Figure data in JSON
+ + + + + + +

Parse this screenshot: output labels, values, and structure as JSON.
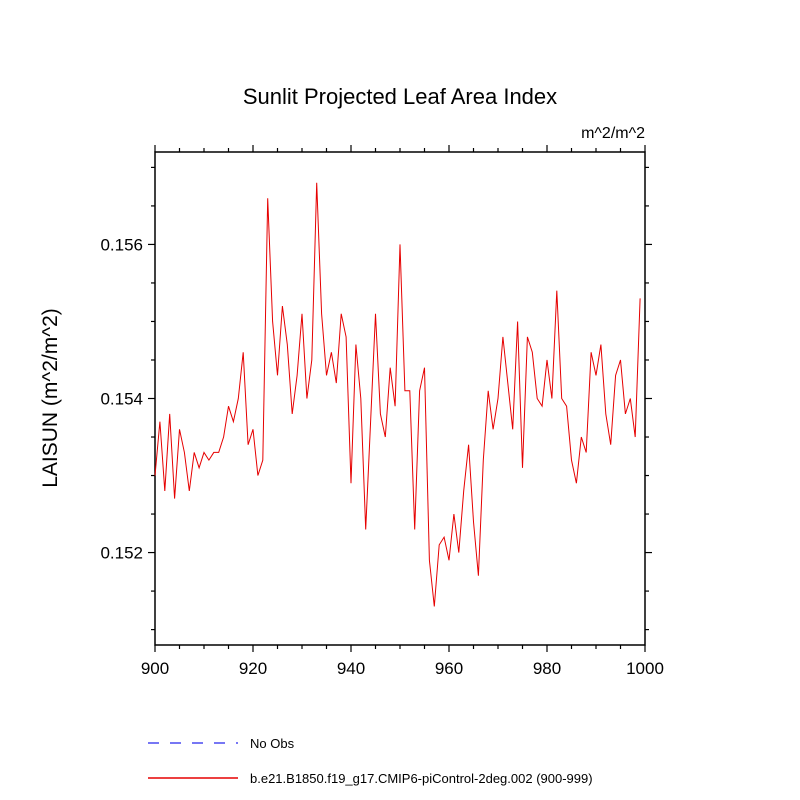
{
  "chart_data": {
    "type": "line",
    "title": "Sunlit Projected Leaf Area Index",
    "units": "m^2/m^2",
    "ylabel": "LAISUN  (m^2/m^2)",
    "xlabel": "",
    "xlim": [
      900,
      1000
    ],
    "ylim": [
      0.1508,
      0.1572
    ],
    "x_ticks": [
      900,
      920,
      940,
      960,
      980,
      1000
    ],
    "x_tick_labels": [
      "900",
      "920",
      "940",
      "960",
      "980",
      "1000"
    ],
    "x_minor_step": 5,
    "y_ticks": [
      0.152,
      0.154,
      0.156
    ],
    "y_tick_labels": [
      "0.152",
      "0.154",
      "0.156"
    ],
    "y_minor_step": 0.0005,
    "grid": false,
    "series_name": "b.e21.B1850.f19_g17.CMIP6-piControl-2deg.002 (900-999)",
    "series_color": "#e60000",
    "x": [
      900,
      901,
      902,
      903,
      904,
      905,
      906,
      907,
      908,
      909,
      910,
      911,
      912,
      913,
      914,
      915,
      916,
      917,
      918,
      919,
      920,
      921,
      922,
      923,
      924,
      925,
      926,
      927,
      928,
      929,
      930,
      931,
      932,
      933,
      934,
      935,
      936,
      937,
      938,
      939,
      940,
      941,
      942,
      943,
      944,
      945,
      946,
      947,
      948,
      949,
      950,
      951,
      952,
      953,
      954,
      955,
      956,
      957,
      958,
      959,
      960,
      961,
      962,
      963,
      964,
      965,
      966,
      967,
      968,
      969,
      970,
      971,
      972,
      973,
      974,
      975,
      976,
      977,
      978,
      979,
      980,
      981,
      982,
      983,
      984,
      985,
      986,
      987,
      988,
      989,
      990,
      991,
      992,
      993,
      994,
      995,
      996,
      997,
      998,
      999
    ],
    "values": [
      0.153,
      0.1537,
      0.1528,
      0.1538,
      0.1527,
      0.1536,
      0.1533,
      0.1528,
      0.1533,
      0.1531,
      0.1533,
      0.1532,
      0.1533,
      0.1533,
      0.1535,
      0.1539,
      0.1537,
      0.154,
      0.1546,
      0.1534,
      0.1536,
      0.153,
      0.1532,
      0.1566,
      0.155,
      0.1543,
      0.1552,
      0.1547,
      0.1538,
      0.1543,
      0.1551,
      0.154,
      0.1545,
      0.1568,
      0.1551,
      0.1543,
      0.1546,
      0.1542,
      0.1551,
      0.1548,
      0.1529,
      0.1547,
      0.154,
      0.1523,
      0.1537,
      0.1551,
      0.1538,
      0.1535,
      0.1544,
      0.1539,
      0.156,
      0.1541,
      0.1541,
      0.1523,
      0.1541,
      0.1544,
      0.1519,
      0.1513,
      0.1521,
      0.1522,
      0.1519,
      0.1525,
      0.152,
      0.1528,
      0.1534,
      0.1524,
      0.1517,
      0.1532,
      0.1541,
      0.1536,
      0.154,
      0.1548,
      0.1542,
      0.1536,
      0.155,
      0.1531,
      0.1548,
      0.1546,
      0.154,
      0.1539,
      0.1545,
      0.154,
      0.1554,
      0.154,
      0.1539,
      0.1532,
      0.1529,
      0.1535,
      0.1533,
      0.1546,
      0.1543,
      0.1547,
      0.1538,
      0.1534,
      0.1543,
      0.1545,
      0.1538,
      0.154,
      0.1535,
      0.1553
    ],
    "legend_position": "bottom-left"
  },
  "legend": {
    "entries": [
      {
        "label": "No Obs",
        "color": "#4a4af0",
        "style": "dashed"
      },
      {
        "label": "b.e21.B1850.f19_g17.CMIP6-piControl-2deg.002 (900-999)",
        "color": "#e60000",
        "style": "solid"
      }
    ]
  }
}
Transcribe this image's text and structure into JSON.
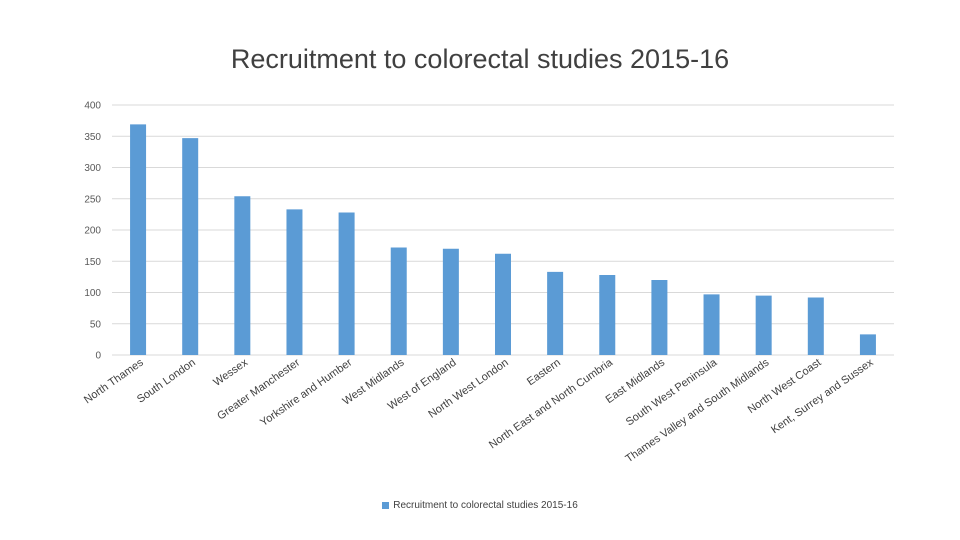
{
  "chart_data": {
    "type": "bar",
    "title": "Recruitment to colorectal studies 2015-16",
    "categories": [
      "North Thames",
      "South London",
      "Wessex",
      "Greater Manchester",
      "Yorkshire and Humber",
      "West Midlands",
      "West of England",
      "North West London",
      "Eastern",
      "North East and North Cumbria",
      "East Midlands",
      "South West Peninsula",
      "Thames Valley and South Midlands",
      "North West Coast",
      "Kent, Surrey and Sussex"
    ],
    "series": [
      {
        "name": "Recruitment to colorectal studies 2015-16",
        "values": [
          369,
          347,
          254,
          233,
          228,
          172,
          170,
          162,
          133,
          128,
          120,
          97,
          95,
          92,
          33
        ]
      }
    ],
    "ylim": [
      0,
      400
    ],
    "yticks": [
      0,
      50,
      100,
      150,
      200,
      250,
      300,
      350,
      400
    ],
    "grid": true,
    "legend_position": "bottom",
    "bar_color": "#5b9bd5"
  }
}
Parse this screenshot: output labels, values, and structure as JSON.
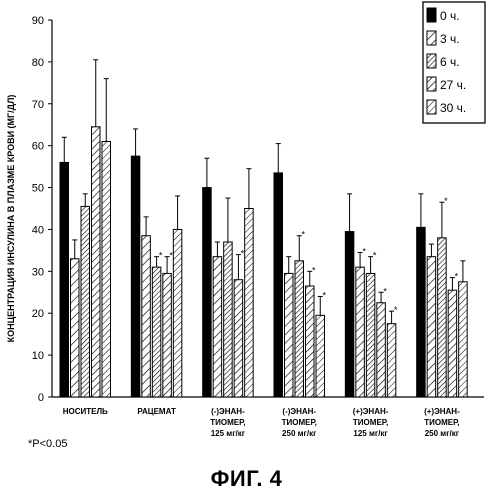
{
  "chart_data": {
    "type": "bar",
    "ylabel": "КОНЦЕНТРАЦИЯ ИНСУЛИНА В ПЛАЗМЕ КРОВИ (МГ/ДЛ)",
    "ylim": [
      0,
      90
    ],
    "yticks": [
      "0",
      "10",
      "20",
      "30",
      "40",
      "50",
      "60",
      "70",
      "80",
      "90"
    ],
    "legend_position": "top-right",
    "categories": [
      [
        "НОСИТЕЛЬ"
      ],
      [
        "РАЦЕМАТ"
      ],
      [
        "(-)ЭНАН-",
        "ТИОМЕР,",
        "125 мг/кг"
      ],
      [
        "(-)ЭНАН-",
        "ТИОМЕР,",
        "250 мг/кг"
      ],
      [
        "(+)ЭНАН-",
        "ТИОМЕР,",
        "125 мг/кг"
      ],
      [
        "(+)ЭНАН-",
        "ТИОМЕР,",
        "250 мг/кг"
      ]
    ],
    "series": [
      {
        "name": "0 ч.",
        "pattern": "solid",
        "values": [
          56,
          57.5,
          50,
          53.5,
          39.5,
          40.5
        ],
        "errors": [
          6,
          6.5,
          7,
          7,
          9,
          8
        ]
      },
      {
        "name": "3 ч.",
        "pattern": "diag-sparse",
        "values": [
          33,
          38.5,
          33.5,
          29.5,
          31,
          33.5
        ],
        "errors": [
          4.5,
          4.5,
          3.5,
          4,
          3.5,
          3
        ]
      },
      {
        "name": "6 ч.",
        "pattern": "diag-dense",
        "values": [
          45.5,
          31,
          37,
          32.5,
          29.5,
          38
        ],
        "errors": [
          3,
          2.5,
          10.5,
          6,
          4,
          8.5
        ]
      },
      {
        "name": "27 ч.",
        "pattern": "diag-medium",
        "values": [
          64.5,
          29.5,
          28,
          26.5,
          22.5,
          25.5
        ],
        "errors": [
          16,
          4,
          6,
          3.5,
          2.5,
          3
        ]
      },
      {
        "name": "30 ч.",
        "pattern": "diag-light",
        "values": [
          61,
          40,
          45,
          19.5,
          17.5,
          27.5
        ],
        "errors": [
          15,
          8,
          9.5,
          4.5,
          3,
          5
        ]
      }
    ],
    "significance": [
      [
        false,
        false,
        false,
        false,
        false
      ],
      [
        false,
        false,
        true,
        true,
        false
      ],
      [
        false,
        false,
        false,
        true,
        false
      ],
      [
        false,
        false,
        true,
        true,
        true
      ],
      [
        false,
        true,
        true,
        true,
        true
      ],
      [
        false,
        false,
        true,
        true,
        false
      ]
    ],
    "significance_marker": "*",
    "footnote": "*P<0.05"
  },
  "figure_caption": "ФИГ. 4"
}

+ + + + + + +

* BRIEF *
Copy out the lines that hold "ylabel".

* EXERCISE ANSWER *
    "ylabel": "LAISUN  (m^2/m^2)",
    "ylabel": "КОНЦЕНТРАЦИЯ ИНСУЛИНА В ПЛАЗМЕ КРОВИ (МГ/ДЛ)",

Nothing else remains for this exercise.